[Entries from a dataset]
— BEGIN —

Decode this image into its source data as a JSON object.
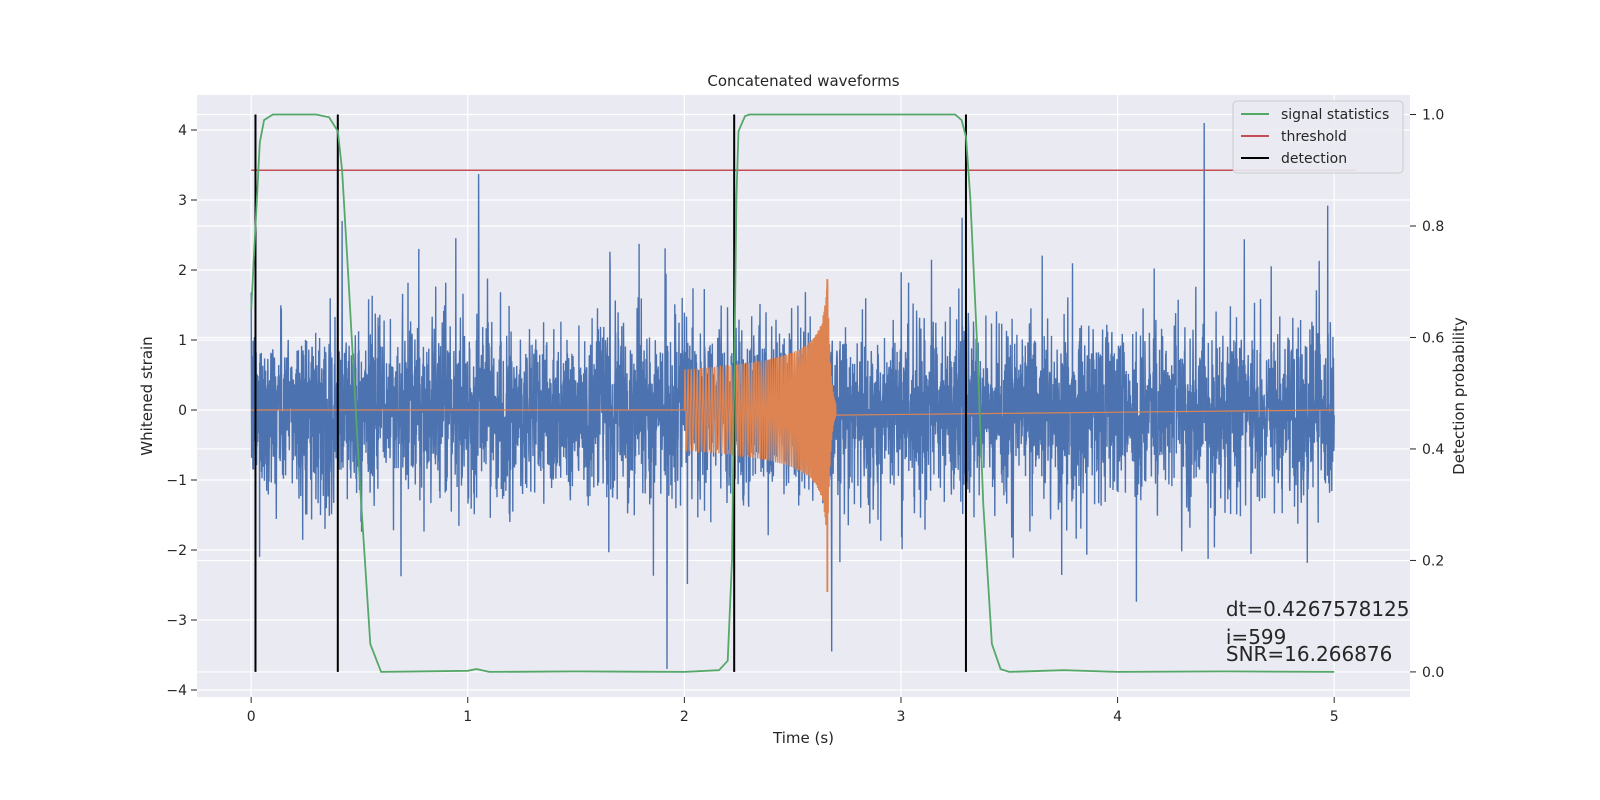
{
  "chart_data": {
    "type": "line",
    "title": "Concatenated waveforms",
    "xlabel": "Time (s)",
    "ylabel": "Whitened strain",
    "y2label": "Detection probability",
    "xlim": [
      -0.25,
      5.35
    ],
    "ylim": [
      -4.1,
      4.5
    ],
    "y2lim": [
      -0.045,
      1.035
    ],
    "xticks": [
      0,
      1,
      2,
      3,
      4,
      5
    ],
    "yticks": [
      -4,
      -3,
      -2,
      -1,
      0,
      1,
      2,
      3,
      4
    ],
    "y2ticks": [
      0.0,
      0.2,
      0.4,
      0.6,
      0.8,
      1.0
    ],
    "xtick_labels": [
      "0",
      "1",
      "2",
      "3",
      "4",
      "5"
    ],
    "ytick_labels": [
      "−4",
      "−3",
      "−2",
      "−1",
      "0",
      "1",
      "2",
      "3",
      "4"
    ],
    "y2tick_labels": [
      "0.0",
      "0.2",
      "0.4",
      "0.6",
      "0.8",
      "1.0"
    ],
    "grid": true,
    "legend_position": "top-right",
    "colors": {
      "background": "#eaeaf2",
      "grid": "#ffffff",
      "strain": "#4c72b0",
      "injection": "#dd8452",
      "signal_statistics": "#55a868",
      "threshold": "#c44e52",
      "detection": "#000000"
    },
    "series": [
      {
        "name": "",
        "axis": "left",
        "kind": "noise",
        "x_range": [
          0,
          5
        ],
        "envelope_typical": 1.1,
        "max": 4.1,
        "min": -3.7,
        "peaks": [
          [
            0.42,
            2.7
          ],
          [
            1.05,
            3.37
          ],
          [
            1.92,
            -3.7
          ],
          [
            2.68,
            -3.45
          ],
          [
            4.4,
            4.1
          ],
          [
            4.97,
            2.92
          ]
        ]
      },
      {
        "name": "",
        "axis": "left",
        "kind": "chirp",
        "x_range": [
          2.0,
          2.7
        ],
        "start_amplitude": 0.58,
        "peak_time": 2.66,
        "peak_amplitude": [
          1.87,
          -2.6
        ]
      },
      {
        "name": "signal statistics",
        "axis": "right",
        "x": [
          0.0,
          0.02,
          0.04,
          0.06,
          0.1,
          0.3,
          0.36,
          0.4,
          0.42,
          0.45,
          0.5,
          0.55,
          0.6,
          1.0,
          1.04,
          1.1,
          1.5,
          2.0,
          2.16,
          2.2,
          2.22,
          2.24,
          2.25,
          2.28,
          2.3,
          3.25,
          3.28,
          3.3,
          3.32,
          3.35,
          3.38,
          3.42,
          3.46,
          3.5,
          3.75,
          4.0,
          4.5,
          5.0
        ],
        "y": [
          0.65,
          0.8,
          0.95,
          0.99,
          1.0,
          1.0,
          0.995,
          0.97,
          0.9,
          0.7,
          0.35,
          0.05,
          0.0,
          0.002,
          0.005,
          0.0,
          0.001,
          0.0,
          0.003,
          0.02,
          0.2,
          0.85,
          0.97,
          0.997,
          1.0,
          1.0,
          0.99,
          0.96,
          0.85,
          0.6,
          0.3,
          0.05,
          0.005,
          0.0,
          0.003,
          0.0,
          0.001,
          0.0
        ]
      },
      {
        "name": "threshold",
        "axis": "right",
        "x": [
          0.0,
          5.1
        ],
        "y": [
          0.9,
          0.9
        ]
      },
      {
        "name": "detection",
        "axis": "right",
        "kind": "vlines",
        "x": [
          0.02,
          0.4,
          2.23,
          3.3
        ],
        "ymin": 0.0,
        "ymax": 1.0
      }
    ],
    "annotations": [
      {
        "text": "dt=0.4267578125",
        "x": 4.5,
        "y": 0.1
      },
      {
        "text": " i=599",
        "x": 4.5,
        "y": 0.05
      },
      {
        "text": "SNR=16.266876",
        "x": 4.5,
        "y": 0.02
      }
    ]
  }
}
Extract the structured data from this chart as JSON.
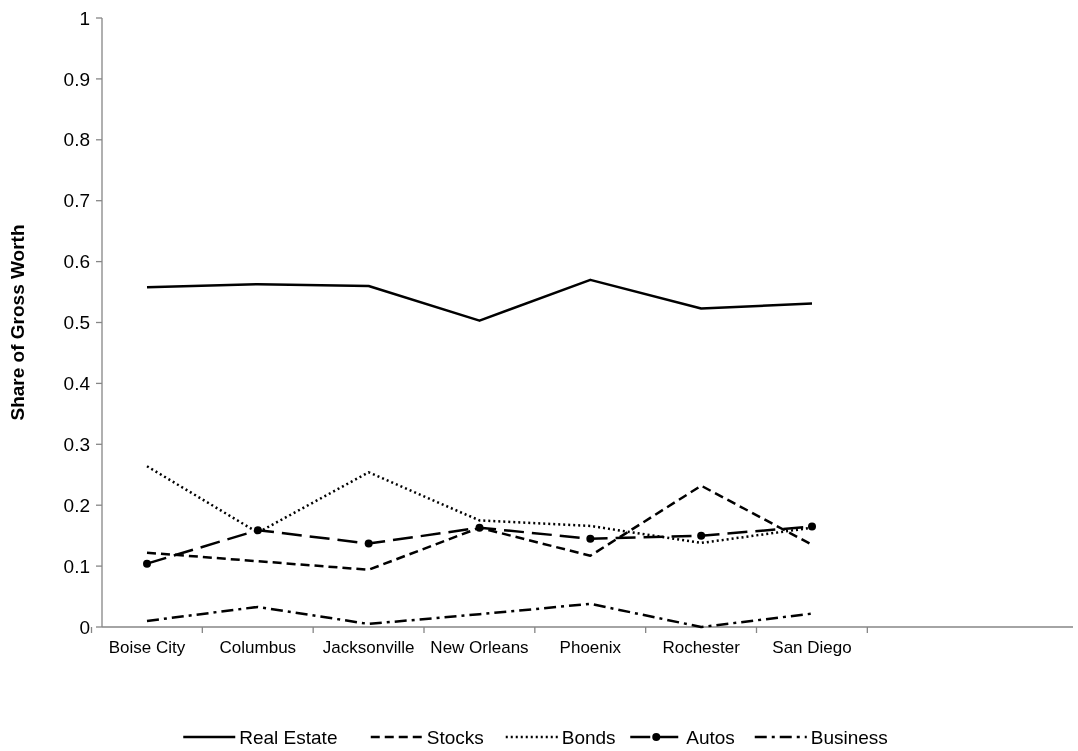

— END —

▶ [Instructions for the task]
Quote the entries in full. Any image among them is to be omitted from the copy.

▶ [Task answer]
Decode this image into its source data as a JSON object.
{
  "chart_data": {
    "type": "line",
    "title": "Concatenated waveforms",
    "xlabel": "Time (s)",
    "ylabel": "Whitened strain",
    "y2label": "Detection probability",
    "xlim": [
      -0.25,
      5.35
    ],
    "ylim": [
      -4.1,
      4.5
    ],
    "y2lim": [
      -0.045,
      1.035
    ],
    "xticks": [
      0,
      1,
      2,
      3,
      4,
      5
    ],
    "yticks": [
      -4,
      -3,
      -2,
      -1,
      0,
      1,
      2,
      3,
      4
    ],
    "y2ticks": [
      0.0,
      0.2,
      0.4,
      0.6,
      0.8,
      1.0
    ],
    "xtick_labels": [
      "0",
      "1",
      "2",
      "3",
      "4",
      "5"
    ],
    "ytick_labels": [
      "−4",
      "−3",
      "−2",
      "−1",
      "0",
      "1",
      "2",
      "3",
      "4"
    ],
    "y2tick_labels": [
      "0.0",
      "0.2",
      "0.4",
      "0.6",
      "0.8",
      "1.0"
    ],
    "grid": true,
    "legend_position": "top-right",
    "colors": {
      "background": "#eaeaf2",
      "grid": "#ffffff",
      "strain": "#4c72b0",
      "injection": "#dd8452",
      "signal_statistics": "#55a868",
      "threshold": "#c44e52",
      "detection": "#000000"
    },
    "series": [
      {
        "name": "",
        "axis": "left",
        "kind": "noise",
        "x_range": [
          0,
          5
        ],
        "envelope_typical": 1.1,
        "max": 4.1,
        "min": -3.7,
        "peaks": [
          [
            0.42,
            2.7
          ],
          [
            1.05,
            3.37
          ],
          [
            1.92,
            -3.7
          ],
          [
            2.68,
            -3.45
          ],
          [
            4.4,
            4.1
          ],
          [
            4.97,
            2.92
          ]
        ]
      },
      {
        "name": "",
        "axis": "left",
        "kind": "chirp",
        "x_range": [
          2.0,
          2.7
        ],
        "start_amplitude": 0.58,
        "peak_time": 2.66,
        "peak_amplitude": [
          1.87,
          -2.6
        ]
      },
      {
        "name": "signal statistics",
        "axis": "right",
        "x": [
          0.0,
          0.02,
          0.04,
          0.06,
          0.1,
          0.3,
          0.36,
          0.4,
          0.42,
          0.45,
          0.5,
          0.55,
          0.6,
          1.0,
          1.04,
          1.1,
          1.5,
          2.0,
          2.16,
          2.2,
          2.22,
          2.24,
          2.25,
          2.28,
          2.3,
          3.25,
          3.28,
          3.3,
          3.32,
          3.35,
          3.38,
          3.42,
          3.46,
          3.5,
          3.75,
          4.0,
          4.5,
          5.0
        ],
        "y": [
          0.65,
          0.8,
          0.95,
          0.99,
          1.0,
          1.0,
          0.995,
          0.97,
          0.9,
          0.7,
          0.35,
          0.05,
          0.0,
          0.002,
          0.005,
          0.0,
          0.001,
          0.0,
          0.003,
          0.02,
          0.2,
          0.85,
          0.97,
          0.997,
          1.0,
          1.0,
          0.99,
          0.96,
          0.85,
          0.6,
          0.3,
          0.05,
          0.005,
          0.0,
          0.003,
          0.0,
          0.001,
          0.0
        ]
      },
      {
        "name": "threshold",
        "axis": "right",
        "x": [
          0.0,
          5.1
        ],
        "y": [
          0.9,
          0.9
        ]
      },
      {
        "name": "detection",
        "axis": "right",
        "kind": "vlines",
        "x": [
          0.02,
          0.4,
          2.23,
          3.3
        ],
        "ymin": 0.0,
        "ymax": 1.0
      }
    ],
    "annotations": [
      {
        "text": "dt=0.4267578125",
        "x": 4.5,
        "y": 0.1
      },
      {
        "text": " i=599",
        "x": 4.5,
        "y": 0.05
      },
      {
        "text": "SNR=16.266876",
        "x": 4.5,
        "y": 0.02
      }
    ]
  }
}
Extract the structured data from this chart as JSON.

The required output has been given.